**What the task asks**: Copy every record below, exactly as written.
⟨
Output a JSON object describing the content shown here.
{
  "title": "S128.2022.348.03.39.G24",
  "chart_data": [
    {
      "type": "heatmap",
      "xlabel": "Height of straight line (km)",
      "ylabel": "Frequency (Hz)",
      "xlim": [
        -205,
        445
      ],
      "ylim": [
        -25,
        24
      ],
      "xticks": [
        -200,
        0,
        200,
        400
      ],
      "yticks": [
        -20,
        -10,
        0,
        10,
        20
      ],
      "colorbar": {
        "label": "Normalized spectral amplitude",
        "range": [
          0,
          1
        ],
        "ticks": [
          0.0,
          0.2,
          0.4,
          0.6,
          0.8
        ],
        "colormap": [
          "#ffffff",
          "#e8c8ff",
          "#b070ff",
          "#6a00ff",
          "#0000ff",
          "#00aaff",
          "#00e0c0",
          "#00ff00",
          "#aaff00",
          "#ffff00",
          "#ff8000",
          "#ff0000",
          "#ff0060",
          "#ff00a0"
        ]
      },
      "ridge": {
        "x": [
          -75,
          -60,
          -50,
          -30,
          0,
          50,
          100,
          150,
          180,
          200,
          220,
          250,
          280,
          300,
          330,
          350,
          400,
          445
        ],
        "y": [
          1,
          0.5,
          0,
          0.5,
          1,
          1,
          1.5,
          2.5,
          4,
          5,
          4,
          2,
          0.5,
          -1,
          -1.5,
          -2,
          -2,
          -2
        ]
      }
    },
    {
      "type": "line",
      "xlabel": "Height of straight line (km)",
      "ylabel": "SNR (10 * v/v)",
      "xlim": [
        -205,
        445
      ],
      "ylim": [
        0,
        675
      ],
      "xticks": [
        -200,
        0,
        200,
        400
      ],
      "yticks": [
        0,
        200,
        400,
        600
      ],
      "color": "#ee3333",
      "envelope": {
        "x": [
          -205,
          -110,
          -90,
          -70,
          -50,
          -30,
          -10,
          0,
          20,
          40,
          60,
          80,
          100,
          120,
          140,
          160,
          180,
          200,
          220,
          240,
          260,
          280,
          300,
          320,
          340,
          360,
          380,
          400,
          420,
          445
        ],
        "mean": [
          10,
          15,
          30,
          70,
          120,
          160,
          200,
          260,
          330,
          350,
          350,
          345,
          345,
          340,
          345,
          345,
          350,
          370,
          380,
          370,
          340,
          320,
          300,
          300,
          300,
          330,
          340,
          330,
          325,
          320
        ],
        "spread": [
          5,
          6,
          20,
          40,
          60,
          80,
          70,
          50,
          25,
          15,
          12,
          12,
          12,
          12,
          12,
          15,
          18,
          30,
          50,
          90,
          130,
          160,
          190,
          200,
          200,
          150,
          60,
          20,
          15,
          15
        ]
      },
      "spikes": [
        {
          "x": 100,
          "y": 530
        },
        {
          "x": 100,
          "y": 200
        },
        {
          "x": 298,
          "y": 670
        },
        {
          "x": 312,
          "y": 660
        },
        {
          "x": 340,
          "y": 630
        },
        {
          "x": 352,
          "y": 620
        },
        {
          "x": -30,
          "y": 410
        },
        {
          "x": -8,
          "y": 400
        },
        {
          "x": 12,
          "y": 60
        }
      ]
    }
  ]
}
⟩
**Written answer**:
Output a JSON object describing the content shown here.
{
  "title": "S128.2022.348.03.39.G24",
  "chart_data": [
    {
      "type": "heatmap",
      "xlabel": "Height of straight line (km)",
      "ylabel": "Frequency (Hz)",
      "xlim": [
        -205,
        445
      ],
      "ylim": [
        -25,
        24
      ],
      "xticks": [
        -200,
        0,
        200,
        400
      ],
      "yticks": [
        -20,
        -10,
        0,
        10,
        20
      ],
      "colorbar": {
        "label": "Normalized spectral amplitude",
        "range": [
          0,
          1
        ],
        "ticks": [
          0.0,
          0.2,
          0.4,
          0.6,
          0.8
        ],
        "colormap": [
          "#ffffff",
          "#e8c8ff",
          "#b070ff",
          "#6a00ff",
          "#0000ff",
          "#00aaff",
          "#00e0c0",
          "#00ff00",
          "#aaff00",
          "#ffff00",
          "#ff8000",
          "#ff0000",
          "#ff0060",
          "#ff00a0"
        ]
      },
      "ridge": {
        "x": [
          -75,
          -60,
          -50,
          -30,
          0,
          50,
          100,
          150,
          180,
          200,
          220,
          250,
          280,
          300,
          330,
          350,
          400,
          445
        ],
        "y": [
          1,
          0.5,
          0,
          0.5,
          1,
          1,
          1.5,
          2.5,
          4,
          5,
          4,
          2,
          0.5,
          -1,
          -1.5,
          -2,
          -2,
          -2
        ]
      }
    },
    {
      "type": "line",
      "xlabel": "Height of straight line (km)",
      "ylabel": "SNR (10 * v/v)",
      "xlim": [
        -205,
        445
      ],
      "ylim": [
        0,
        675
      ],
      "xticks": [
        -200,
        0,
        200,
        400
      ],
      "yticks": [
        0,
        200,
        400,
        600
      ],
      "color": "#ee3333",
      "envelope": {
        "x": [
          -205,
          -110,
          -90,
          -70,
          -50,
          -30,
          -10,
          0,
          20,
          40,
          60,
          80,
          100,
          120,
          140,
          160,
          180,
          200,
          220,
          240,
          260,
          280,
          300,
          320,
          340,
          360,
          380,
          400,
          420,
          445
        ],
        "mean": [
          10,
          15,
          30,
          70,
          120,
          160,
          200,
          260,
          330,
          350,
          350,
          345,
          345,
          340,
          345,
          345,
          350,
          370,
          380,
          370,
          340,
          320,
          300,
          300,
          300,
          330,
          340,
          330,
          325,
          320
        ],
        "spread": [
          5,
          6,
          20,
          40,
          60,
          80,
          70,
          50,
          25,
          15,
          12,
          12,
          12,
          12,
          12,
          15,
          18,
          30,
          50,
          90,
          130,
          160,
          190,
          200,
          200,
          150,
          60,
          20,
          15,
          15
        ]
      },
      "spikes": [
        {
          "x": 100,
          "y": 530
        },
        {
          "x": 100,
          "y": 200
        },
        {
          "x": 298,
          "y": 670
        },
        {
          "x": 312,
          "y": 660
        },
        {
          "x": 340,
          "y": 630
        },
        {
          "x": 352,
          "y": 620
        },
        {
          "x": -30,
          "y": 410
        },
        {
          "x": -8,
          "y": 400
        },
        {
          "x": 12,
          "y": 60
        }
      ]
    }
  ]
}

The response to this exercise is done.